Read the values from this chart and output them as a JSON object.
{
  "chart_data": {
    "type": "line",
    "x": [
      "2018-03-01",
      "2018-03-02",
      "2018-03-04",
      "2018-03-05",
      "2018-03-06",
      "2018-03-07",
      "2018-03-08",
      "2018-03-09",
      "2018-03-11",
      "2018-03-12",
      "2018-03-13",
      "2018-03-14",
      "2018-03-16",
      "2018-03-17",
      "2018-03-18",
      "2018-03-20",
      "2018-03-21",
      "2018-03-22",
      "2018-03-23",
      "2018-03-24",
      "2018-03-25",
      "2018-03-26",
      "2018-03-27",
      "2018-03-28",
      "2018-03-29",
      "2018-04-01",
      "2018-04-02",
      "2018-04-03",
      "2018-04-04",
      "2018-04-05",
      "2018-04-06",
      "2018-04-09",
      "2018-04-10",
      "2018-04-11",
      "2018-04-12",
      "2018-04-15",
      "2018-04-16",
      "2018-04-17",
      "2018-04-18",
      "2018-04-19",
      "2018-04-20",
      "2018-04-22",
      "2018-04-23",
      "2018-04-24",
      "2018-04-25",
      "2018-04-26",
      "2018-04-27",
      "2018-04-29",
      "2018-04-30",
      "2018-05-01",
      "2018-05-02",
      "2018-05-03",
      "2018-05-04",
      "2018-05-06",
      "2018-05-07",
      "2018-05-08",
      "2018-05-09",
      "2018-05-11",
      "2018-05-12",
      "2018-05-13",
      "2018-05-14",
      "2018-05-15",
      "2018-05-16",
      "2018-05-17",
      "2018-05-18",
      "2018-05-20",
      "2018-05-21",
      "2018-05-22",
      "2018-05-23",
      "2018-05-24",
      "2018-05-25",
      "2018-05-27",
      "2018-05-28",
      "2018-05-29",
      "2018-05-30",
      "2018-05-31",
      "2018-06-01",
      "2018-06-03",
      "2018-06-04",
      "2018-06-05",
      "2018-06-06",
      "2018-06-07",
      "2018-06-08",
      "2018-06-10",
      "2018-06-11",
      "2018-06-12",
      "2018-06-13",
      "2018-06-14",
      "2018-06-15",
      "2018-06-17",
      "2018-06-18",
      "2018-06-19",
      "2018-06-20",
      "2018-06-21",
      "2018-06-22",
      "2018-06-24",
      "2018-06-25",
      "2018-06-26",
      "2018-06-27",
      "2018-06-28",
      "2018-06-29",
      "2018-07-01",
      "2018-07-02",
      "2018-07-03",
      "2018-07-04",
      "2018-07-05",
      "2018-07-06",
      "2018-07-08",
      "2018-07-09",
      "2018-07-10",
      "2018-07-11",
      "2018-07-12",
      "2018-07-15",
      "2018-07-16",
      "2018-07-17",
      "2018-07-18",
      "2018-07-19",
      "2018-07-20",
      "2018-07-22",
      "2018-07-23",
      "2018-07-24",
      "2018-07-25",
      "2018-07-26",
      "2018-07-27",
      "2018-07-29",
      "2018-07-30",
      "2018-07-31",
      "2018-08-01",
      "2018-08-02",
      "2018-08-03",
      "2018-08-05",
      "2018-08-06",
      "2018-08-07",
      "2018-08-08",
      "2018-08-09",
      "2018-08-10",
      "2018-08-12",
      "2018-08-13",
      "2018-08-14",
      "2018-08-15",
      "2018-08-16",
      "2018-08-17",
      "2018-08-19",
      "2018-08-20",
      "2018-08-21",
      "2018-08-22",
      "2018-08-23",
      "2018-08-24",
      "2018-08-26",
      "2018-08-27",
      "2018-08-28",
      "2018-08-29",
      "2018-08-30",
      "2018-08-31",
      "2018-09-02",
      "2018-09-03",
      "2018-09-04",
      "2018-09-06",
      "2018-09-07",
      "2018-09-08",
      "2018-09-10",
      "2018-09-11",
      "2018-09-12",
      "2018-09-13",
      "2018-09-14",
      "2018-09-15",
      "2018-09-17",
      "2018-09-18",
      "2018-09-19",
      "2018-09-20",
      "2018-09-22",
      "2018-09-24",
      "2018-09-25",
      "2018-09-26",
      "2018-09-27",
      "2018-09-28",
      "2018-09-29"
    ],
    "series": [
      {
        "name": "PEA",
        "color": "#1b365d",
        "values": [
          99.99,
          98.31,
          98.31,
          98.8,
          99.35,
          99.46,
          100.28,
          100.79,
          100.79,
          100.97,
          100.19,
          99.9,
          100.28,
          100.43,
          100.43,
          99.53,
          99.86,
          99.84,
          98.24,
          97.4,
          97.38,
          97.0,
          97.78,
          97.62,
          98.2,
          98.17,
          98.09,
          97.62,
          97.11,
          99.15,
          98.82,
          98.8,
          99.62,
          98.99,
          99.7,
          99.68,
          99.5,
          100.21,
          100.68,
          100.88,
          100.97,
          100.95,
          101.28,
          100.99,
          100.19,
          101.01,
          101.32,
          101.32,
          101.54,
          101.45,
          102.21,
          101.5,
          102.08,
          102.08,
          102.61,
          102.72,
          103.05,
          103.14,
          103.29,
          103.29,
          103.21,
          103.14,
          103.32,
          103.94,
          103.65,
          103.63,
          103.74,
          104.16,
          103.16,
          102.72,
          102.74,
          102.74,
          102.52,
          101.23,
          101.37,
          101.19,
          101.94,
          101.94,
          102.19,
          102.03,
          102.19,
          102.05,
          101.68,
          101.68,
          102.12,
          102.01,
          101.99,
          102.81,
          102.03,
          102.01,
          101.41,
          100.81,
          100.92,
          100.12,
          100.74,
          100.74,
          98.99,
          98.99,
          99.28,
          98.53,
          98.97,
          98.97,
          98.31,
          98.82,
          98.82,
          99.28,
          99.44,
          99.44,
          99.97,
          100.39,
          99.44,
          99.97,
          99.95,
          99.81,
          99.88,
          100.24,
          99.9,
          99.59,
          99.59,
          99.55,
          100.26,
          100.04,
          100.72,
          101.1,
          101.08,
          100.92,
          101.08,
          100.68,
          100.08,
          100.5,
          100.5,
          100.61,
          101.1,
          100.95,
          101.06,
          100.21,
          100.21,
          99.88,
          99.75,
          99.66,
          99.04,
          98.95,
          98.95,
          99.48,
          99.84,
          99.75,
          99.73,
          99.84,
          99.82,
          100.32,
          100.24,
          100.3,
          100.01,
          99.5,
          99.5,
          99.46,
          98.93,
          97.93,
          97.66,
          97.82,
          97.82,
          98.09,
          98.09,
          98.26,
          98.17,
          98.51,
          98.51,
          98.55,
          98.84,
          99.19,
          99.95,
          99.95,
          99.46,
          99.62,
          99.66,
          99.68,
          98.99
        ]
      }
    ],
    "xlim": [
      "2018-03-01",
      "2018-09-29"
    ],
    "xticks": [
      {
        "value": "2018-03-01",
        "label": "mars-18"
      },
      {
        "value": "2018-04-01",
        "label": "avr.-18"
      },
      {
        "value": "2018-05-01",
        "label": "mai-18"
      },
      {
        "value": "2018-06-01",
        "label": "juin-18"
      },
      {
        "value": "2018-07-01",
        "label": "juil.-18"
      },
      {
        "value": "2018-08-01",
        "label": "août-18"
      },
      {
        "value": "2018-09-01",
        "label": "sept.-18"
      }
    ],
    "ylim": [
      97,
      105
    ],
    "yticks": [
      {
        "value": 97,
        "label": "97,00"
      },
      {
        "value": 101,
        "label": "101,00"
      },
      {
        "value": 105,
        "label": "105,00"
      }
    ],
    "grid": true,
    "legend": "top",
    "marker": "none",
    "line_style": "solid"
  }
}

------------------------------

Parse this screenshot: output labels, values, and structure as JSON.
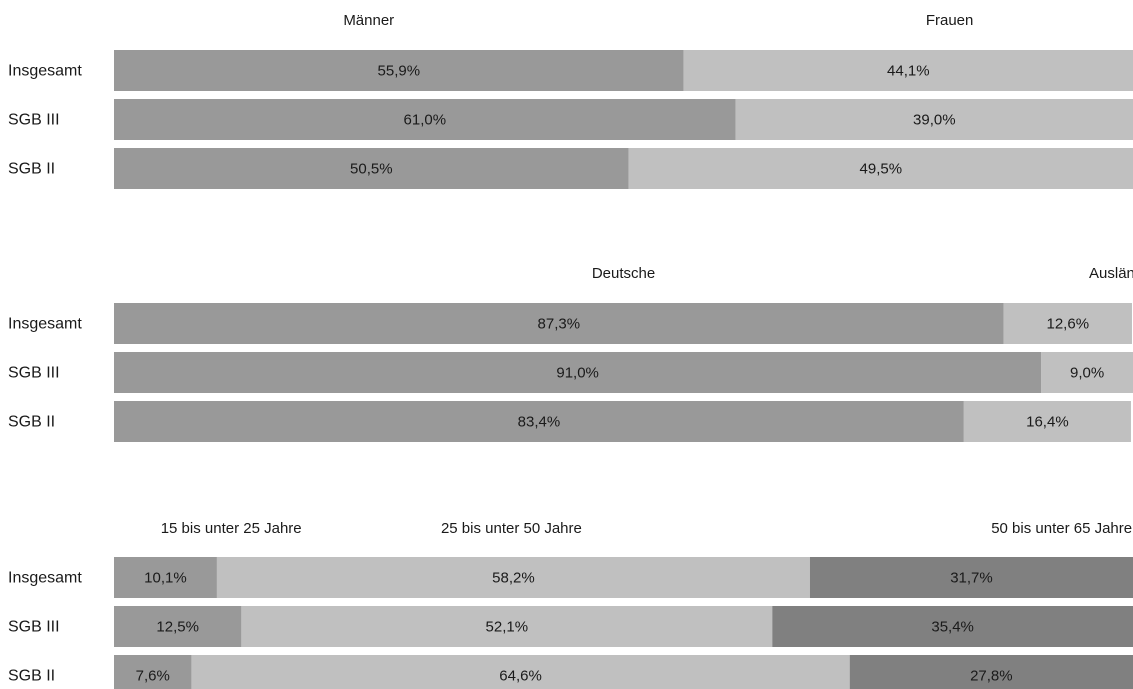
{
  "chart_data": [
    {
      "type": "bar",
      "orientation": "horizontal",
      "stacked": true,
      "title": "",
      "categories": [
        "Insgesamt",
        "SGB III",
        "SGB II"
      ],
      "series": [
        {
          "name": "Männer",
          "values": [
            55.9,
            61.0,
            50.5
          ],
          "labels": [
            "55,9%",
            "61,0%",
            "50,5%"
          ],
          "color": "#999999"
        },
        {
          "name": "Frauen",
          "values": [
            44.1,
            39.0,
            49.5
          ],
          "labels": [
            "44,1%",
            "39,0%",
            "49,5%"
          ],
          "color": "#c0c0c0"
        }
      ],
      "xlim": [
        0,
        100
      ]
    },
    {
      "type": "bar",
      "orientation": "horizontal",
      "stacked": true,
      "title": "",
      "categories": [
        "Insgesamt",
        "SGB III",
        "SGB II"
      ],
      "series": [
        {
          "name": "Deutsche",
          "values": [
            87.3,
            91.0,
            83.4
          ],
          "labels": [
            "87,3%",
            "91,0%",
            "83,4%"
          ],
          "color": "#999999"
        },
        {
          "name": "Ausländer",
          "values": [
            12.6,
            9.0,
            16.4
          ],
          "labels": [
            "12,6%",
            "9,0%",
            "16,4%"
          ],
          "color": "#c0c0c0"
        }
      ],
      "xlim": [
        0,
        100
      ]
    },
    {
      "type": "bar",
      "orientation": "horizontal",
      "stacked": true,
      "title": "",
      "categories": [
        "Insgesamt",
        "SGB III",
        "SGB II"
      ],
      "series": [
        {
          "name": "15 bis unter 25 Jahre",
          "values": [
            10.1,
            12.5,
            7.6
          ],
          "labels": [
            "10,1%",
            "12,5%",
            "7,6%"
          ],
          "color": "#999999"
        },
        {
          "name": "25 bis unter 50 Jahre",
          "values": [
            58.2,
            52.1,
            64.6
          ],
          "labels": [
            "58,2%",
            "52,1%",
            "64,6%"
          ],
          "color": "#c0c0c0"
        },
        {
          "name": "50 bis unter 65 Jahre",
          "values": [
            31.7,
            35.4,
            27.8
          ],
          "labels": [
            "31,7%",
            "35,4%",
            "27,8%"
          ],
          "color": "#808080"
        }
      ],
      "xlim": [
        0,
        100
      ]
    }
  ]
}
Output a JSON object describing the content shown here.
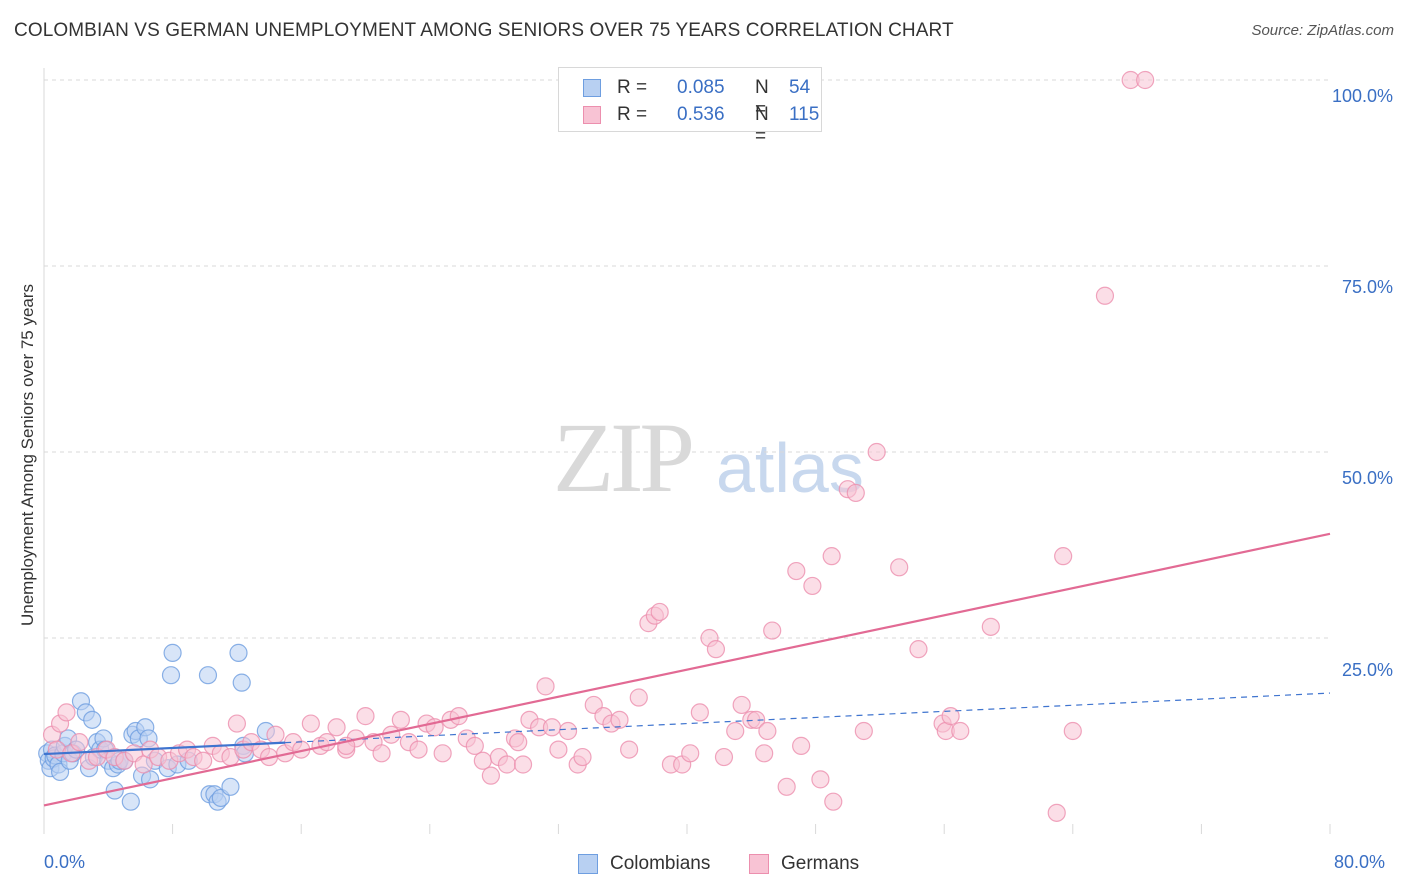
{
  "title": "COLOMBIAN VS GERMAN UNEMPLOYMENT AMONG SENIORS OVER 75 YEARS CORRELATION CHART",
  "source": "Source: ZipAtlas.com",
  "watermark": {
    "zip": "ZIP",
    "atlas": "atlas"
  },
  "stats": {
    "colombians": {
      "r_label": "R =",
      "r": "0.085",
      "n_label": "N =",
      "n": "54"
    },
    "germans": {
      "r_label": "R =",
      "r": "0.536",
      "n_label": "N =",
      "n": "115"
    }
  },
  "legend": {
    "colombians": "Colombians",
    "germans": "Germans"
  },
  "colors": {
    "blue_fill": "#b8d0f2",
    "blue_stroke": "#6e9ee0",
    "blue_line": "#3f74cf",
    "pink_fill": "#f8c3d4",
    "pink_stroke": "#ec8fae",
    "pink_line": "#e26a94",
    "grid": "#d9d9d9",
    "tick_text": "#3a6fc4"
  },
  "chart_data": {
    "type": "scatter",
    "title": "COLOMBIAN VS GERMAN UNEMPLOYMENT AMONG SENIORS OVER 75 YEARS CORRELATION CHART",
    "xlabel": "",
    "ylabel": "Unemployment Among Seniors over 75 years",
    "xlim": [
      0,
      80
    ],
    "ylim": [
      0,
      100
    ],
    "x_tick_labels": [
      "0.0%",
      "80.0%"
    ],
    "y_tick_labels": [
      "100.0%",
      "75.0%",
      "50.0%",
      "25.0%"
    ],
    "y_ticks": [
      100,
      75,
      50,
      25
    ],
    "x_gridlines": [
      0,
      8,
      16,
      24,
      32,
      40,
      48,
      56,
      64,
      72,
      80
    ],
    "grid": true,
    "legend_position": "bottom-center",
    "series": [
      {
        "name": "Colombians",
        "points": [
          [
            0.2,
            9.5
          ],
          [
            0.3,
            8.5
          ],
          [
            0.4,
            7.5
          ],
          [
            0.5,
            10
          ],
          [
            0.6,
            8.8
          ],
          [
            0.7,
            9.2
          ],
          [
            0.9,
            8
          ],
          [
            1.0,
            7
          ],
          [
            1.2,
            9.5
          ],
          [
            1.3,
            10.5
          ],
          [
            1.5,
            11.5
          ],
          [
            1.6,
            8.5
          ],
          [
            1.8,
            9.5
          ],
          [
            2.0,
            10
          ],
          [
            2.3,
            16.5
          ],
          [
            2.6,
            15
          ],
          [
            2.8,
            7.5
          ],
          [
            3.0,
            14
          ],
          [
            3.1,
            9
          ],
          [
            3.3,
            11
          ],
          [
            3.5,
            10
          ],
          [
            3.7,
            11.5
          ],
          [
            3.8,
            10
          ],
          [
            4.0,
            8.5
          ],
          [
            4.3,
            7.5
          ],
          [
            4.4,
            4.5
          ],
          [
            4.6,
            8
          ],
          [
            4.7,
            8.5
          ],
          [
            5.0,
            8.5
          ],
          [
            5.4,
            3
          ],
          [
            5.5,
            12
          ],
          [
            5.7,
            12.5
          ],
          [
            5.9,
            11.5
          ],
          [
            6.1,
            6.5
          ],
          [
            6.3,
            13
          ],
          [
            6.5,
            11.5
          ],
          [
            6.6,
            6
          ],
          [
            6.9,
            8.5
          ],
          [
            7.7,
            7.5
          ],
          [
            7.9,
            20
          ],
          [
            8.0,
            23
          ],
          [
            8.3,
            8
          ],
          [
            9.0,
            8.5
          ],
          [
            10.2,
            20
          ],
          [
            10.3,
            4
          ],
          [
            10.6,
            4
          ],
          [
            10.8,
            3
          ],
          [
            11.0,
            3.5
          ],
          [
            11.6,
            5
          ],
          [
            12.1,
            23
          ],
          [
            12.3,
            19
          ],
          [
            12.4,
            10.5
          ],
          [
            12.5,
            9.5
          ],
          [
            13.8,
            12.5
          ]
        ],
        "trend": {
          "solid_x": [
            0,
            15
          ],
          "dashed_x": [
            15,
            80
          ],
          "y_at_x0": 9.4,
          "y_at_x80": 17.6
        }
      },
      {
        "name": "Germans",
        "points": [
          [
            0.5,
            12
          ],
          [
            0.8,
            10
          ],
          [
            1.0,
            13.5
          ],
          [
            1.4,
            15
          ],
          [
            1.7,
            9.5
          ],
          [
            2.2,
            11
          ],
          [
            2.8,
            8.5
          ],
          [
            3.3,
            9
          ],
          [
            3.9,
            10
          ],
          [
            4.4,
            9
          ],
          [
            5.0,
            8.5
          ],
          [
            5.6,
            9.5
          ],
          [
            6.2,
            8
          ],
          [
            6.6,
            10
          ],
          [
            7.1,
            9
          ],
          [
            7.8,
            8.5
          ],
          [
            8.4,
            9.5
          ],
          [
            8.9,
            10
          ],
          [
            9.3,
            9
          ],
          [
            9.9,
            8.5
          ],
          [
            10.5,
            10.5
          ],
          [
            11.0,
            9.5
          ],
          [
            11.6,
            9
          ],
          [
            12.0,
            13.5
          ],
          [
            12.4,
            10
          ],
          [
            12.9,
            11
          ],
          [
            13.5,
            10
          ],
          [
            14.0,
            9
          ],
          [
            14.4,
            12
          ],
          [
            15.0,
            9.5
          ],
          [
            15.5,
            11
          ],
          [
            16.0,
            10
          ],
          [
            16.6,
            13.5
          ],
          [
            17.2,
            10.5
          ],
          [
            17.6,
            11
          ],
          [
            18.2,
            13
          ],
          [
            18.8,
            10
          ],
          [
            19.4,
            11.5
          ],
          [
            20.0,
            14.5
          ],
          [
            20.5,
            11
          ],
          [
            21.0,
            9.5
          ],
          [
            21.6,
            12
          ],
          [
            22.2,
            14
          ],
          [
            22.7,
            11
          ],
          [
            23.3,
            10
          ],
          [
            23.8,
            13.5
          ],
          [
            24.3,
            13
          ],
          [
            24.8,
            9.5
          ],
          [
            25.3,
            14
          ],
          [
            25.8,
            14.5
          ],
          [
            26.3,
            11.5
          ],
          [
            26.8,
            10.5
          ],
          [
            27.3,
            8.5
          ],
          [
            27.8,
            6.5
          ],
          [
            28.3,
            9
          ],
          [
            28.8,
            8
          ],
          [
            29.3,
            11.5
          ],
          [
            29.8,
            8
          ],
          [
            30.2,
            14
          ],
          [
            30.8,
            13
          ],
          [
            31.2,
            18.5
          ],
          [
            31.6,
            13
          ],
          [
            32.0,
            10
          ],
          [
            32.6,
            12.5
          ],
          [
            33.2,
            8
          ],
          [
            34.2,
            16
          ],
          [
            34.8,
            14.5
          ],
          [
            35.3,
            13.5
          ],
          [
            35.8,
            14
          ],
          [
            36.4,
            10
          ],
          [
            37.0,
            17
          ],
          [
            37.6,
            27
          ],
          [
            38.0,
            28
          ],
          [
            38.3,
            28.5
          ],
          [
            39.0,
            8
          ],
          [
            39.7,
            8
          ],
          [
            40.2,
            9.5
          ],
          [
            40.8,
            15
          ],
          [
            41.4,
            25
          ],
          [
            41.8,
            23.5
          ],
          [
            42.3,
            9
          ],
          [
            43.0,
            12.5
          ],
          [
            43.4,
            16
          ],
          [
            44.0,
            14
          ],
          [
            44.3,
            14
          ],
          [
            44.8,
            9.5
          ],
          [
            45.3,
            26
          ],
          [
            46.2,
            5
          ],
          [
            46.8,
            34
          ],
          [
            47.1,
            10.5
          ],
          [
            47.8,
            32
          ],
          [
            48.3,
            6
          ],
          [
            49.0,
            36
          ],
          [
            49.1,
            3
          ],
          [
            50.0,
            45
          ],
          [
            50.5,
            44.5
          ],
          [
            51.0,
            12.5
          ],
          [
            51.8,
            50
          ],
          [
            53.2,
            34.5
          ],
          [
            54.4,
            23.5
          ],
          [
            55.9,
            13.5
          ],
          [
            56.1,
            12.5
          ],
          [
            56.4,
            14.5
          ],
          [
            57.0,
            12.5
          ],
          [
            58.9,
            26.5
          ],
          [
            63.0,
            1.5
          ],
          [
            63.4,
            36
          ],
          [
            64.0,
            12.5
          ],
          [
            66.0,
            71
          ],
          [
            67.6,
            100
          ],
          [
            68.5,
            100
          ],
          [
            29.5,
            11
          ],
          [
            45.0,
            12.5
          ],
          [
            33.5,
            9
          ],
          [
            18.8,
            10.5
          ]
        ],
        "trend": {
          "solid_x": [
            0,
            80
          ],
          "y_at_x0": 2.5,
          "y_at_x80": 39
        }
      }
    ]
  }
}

------------------------------

▸ EXERCISE
Report the number of lines above containing the word "object", with no other text.

▸ TASK OUTPUT
2